(Figure record extracts)
--*--
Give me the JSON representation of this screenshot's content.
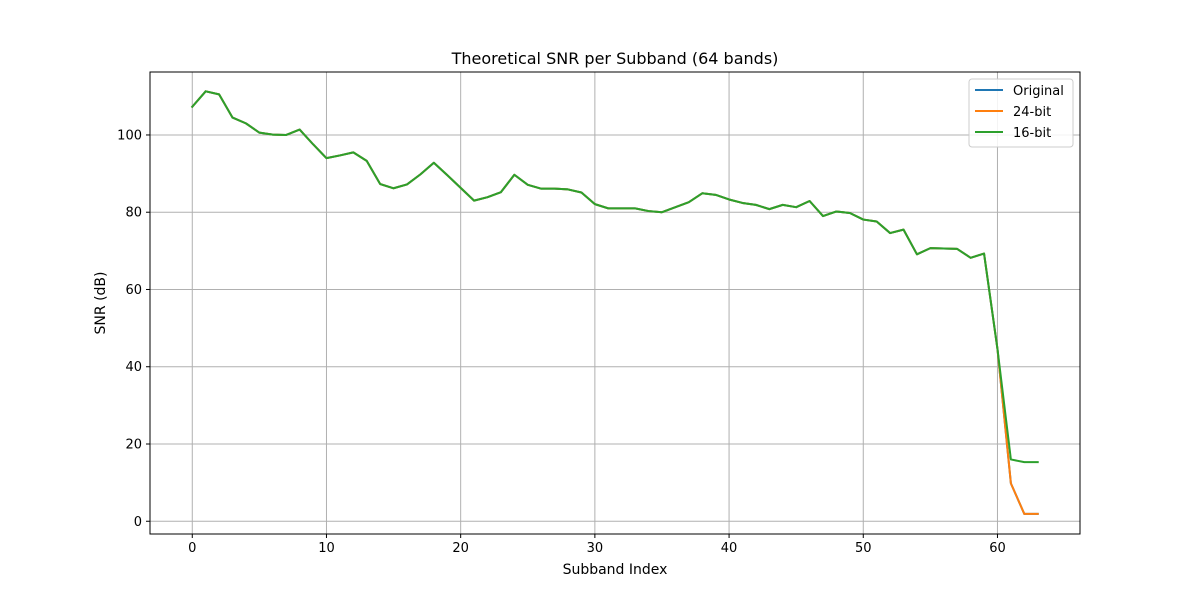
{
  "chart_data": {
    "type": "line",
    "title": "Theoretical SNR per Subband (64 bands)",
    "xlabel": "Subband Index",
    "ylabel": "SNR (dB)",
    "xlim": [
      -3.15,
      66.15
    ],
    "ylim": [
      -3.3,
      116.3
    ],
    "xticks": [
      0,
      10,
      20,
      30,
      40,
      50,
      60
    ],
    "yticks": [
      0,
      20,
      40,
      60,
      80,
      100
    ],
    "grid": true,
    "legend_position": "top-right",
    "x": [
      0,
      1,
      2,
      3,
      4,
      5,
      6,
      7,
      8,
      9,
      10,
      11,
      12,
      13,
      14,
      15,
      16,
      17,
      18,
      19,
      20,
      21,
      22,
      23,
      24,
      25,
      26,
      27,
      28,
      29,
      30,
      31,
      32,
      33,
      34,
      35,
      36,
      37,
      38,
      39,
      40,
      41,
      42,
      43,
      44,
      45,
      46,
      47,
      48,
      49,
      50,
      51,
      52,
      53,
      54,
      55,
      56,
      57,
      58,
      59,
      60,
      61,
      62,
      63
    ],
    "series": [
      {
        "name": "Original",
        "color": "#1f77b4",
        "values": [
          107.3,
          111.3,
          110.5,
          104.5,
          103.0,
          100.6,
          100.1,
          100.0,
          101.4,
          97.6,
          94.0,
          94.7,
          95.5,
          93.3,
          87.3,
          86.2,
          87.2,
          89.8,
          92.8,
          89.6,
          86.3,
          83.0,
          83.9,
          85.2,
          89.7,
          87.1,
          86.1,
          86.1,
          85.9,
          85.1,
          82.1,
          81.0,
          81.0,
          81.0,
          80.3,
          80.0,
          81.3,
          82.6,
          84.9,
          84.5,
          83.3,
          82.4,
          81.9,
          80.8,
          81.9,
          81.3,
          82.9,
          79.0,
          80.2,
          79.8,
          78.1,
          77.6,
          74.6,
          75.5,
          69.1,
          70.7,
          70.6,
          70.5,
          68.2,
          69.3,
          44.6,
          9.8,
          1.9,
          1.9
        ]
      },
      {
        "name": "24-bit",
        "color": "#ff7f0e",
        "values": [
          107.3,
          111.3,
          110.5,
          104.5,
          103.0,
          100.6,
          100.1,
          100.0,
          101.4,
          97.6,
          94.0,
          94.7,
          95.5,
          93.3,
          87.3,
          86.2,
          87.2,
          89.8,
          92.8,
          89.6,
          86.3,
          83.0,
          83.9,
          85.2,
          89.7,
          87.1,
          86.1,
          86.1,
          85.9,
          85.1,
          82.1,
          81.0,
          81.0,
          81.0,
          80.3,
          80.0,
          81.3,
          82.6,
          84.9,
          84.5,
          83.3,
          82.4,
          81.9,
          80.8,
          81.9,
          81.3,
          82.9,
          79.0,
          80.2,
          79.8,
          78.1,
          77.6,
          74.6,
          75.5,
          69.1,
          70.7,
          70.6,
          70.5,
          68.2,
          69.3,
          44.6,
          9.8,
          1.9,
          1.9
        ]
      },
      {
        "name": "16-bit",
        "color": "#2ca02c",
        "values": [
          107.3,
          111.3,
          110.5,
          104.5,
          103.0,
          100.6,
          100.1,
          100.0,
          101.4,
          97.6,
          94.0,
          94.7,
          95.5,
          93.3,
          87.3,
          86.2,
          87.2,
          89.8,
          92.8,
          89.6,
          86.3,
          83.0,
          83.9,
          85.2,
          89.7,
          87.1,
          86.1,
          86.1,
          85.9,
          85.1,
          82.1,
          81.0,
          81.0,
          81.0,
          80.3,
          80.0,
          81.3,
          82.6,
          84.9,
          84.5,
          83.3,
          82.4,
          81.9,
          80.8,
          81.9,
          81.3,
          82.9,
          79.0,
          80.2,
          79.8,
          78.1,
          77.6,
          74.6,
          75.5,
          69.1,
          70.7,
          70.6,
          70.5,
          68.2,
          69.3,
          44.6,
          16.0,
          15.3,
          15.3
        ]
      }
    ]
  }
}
--*--
> TASK BRIEF
From the listing above, report the number of lines containing the string "color", without any accompanying remarks.

> RESULT FOR THIS EXERCISE
3